▸ PROBLEM DETAILS: Wherever the string "month" shows up in a line, count that line. Give the total alone.

--- START OF RECORDS PROVIDED ---

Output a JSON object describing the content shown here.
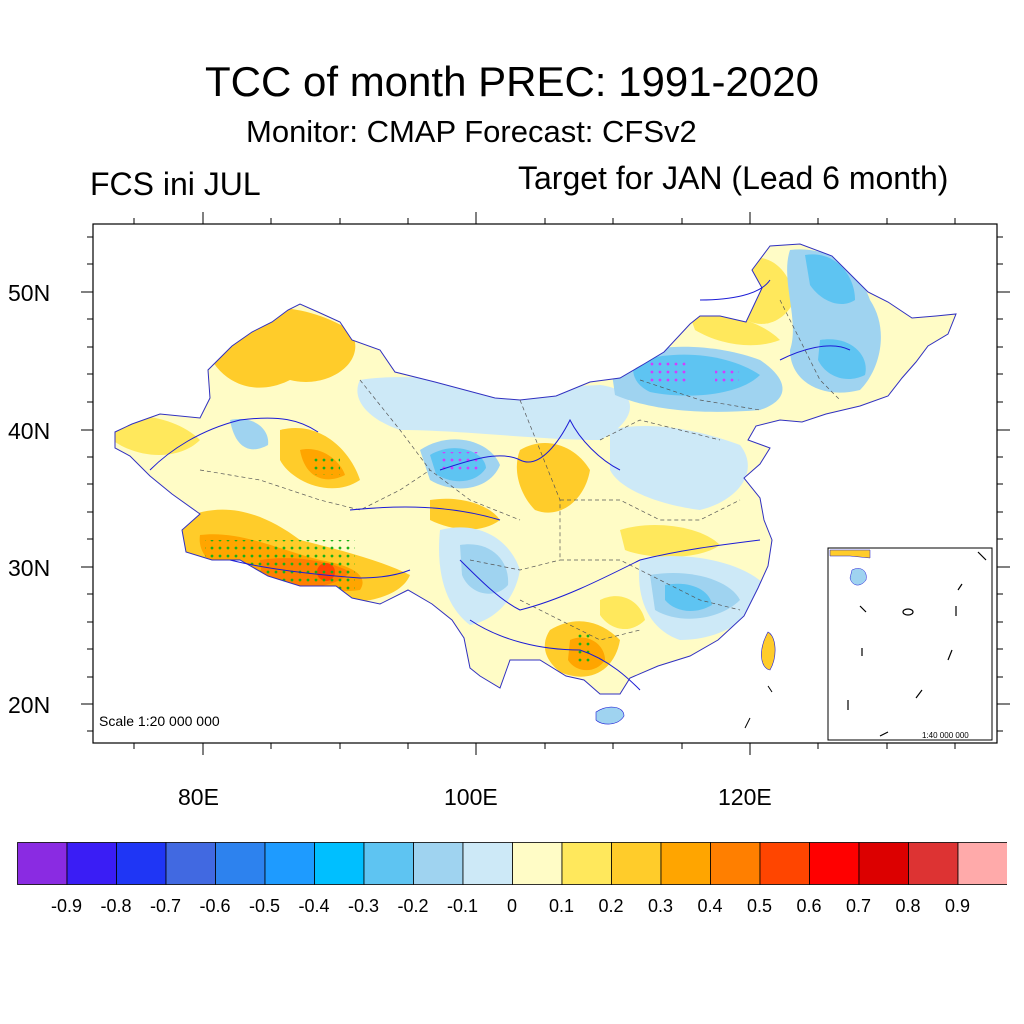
{
  "header": {
    "title": "TCC of month PREC: 1991-2020",
    "subtitle": "Monitor: CMAP   Forecast: CFSv2",
    "left_label": "FCS ini JUL",
    "right_label": "Target for JAN (Lead 6 month)"
  },
  "map": {
    "lat_ticks": [
      "50N",
      "40N",
      "30N",
      "20N"
    ],
    "lon_ticks": [
      "80E",
      "100E",
      "120E"
    ],
    "scale_main": "Scale 1:20 000 000",
    "scale_inset": "1:40 000 000"
  },
  "colorbar": {
    "labels": [
      "-0.9",
      "-0.8",
      "-0.7",
      "-0.6",
      "-0.5",
      "-0.4",
      "-0.3",
      "-0.2",
      "-0.1",
      "0",
      "0.1",
      "0.2",
      "0.3",
      "0.4",
      "0.5",
      "0.6",
      "0.7",
      "0.8",
      "0.9"
    ],
    "colors": [
      "#8a2be2",
      "#3a1df5",
      "#1f36f5",
      "#4169e1",
      "#2d82ee",
      "#1e9bff",
      "#00bfff",
      "#5ec4f2",
      "#9fd3f0",
      "#cde9f7",
      "#fffcc6",
      "#ffe85c",
      "#ffcc2a",
      "#ffa500",
      "#ff7f00",
      "#ff4500",
      "#ff0000",
      "#dc0000",
      "#dd3333",
      "#ffaaaa"
    ]
  },
  "legend_colors": {
    "boundary": "#000000",
    "rivers": "#1c1cd6",
    "significance_dots": "#18b018"
  }
}
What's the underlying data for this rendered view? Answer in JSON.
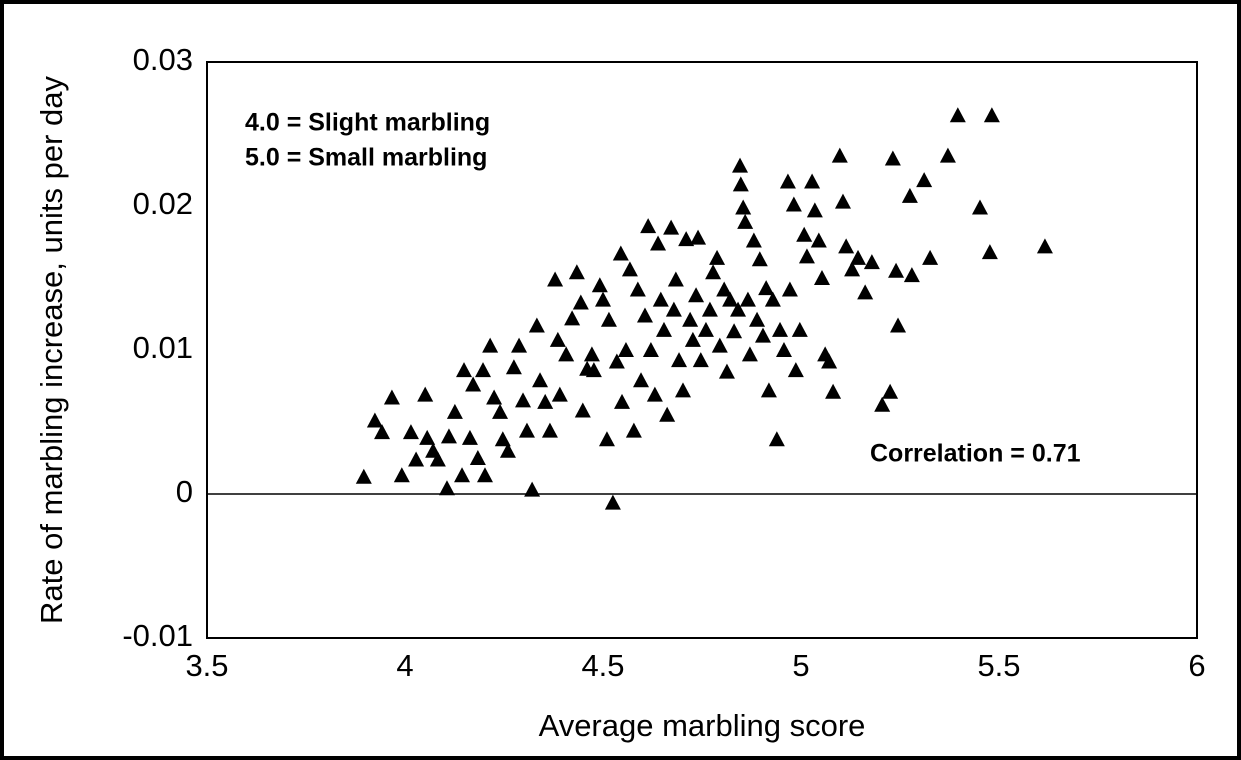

--- END OF RECORDS PROVIDED ---

▸ REPLY: 2